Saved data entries
------------------------------------------------------------

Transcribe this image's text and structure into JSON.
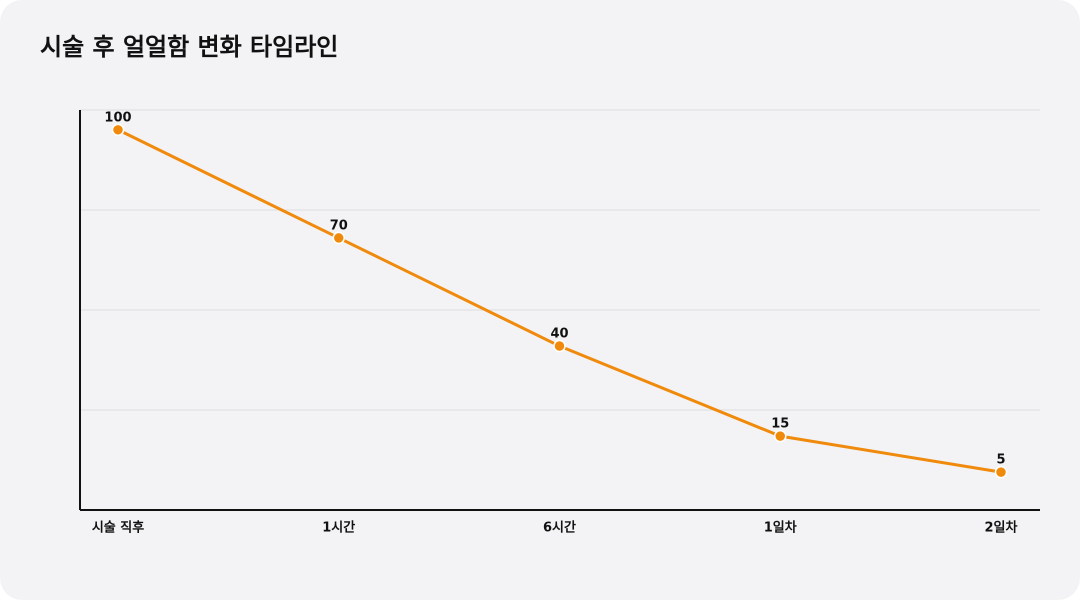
{
  "chart_data": {
    "type": "line",
    "title": "시술 후 얼얼함 변화 타임라인",
    "categories": [
      "시술 직후",
      "1시간",
      "6시간",
      "1일차",
      "2일차"
    ],
    "series": [
      {
        "color": "#f08a0c",
        "values": [
          100,
          70,
          40,
          15,
          5
        ]
      }
    ],
    "ylim": [
      -5.5,
      105.5
    ],
    "grid": true
  }
}
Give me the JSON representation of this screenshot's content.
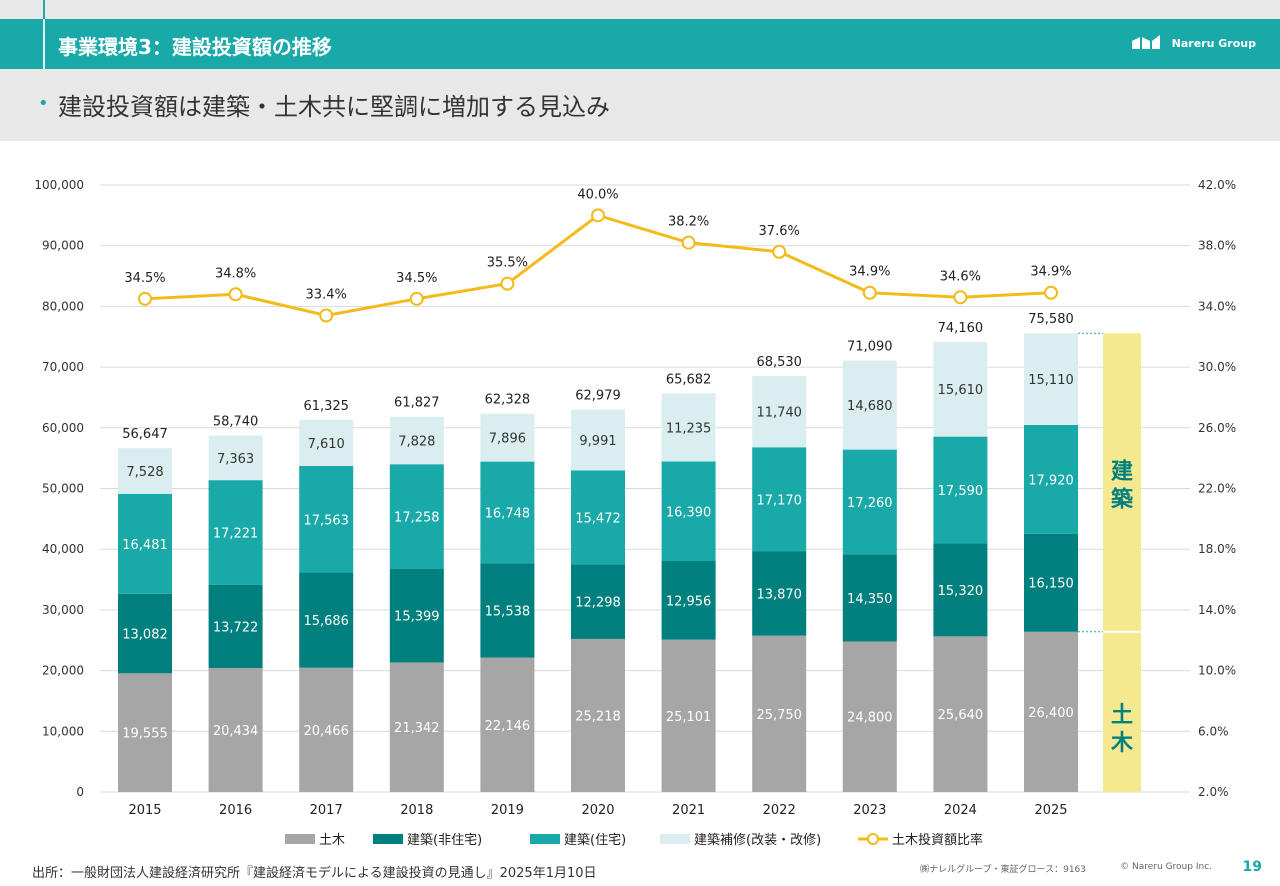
{
  "header": {
    "title": "事業環境3：建設投資額の推移",
    "brand": "Nareru Group"
  },
  "subtitle": "建設投資額は建築・土木共に堅調に増加する見込み",
  "chart_data": {
    "type": "bar",
    "stacked": true,
    "categories": [
      "2015",
      "2016",
      "2017",
      "2018",
      "2019",
      "2020",
      "2021",
      "2022",
      "2023",
      "2024",
      "2025"
    ],
    "series": [
      {
        "name": "土木",
        "color": "#a6a6a6",
        "values": [
          19555,
          20434,
          20466,
          21342,
          22146,
          25218,
          25101,
          25750,
          24800,
          25640,
          26400
        ]
      },
      {
        "name": "建築(非住宅)",
        "color": "#007f7f",
        "values": [
          13082,
          13722,
          15686,
          15399,
          15538,
          12298,
          12956,
          13870,
          14350,
          15320,
          16150
        ]
      },
      {
        "name": "建築(住宅)",
        "color": "#19a9a9",
        "values": [
          16481,
          17221,
          17563,
          17258,
          16748,
          15472,
          16390,
          17170,
          17260,
          17590,
          17920
        ]
      },
      {
        "name": "建築補修(改装・改修)",
        "color": "#daeef0",
        "values": [
          7528,
          7363,
          7610,
          7828,
          7896,
          9991,
          11235,
          11740,
          14680,
          15610,
          15110
        ]
      }
    ],
    "totals": [
      56647,
      58740,
      61325,
      61827,
      62328,
      62979,
      65682,
      68530,
      71090,
      74160,
      75580
    ],
    "line": {
      "name": "土木投資額比率",
      "color": "#f2bb1a",
      "values": [
        34.5,
        34.8,
        33.4,
        34.5,
        35.5,
        40.0,
        38.2,
        37.6,
        34.9,
        34.6,
        34.9
      ]
    },
    "y_left": {
      "min": 0,
      "max": 100000,
      "ticks": [
        "0",
        "10,000",
        "20,000",
        "30,000",
        "40,000",
        "50,000",
        "60,000",
        "70,000",
        "80,000",
        "90,000",
        "100,000"
      ]
    },
    "y_right": {
      "min": 2.0,
      "max": 42.0,
      "ticks": [
        "2.0%",
        "6.0%",
        "10.0%",
        "14.0%",
        "18.0%",
        "22.0%",
        "26.0%",
        "30.0%",
        "34.0%",
        "38.0%",
        "42.0%"
      ]
    },
    "grid": true,
    "legend": "bottom",
    "side_labels": {
      "kenchiku": "建\n築",
      "doboku": "土\n木",
      "color": "#f5e98f",
      "text_color": "#007f7f"
    }
  },
  "source": "出所：一般財団法人建設経済研究所『建設経済モデルによる建設投資の見通し』2025年1月10日",
  "footer": {
    "company": "㈱ナレルグループ・東証グロース：9163",
    "copyright": "© Nareru Group Inc.",
    "page": "19"
  }
}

------------------------------------------------------------

▶ _Problem_: How many lines in these records hold the string "Nareru"? Reply with the number alone.

▶ _Written reply_: 2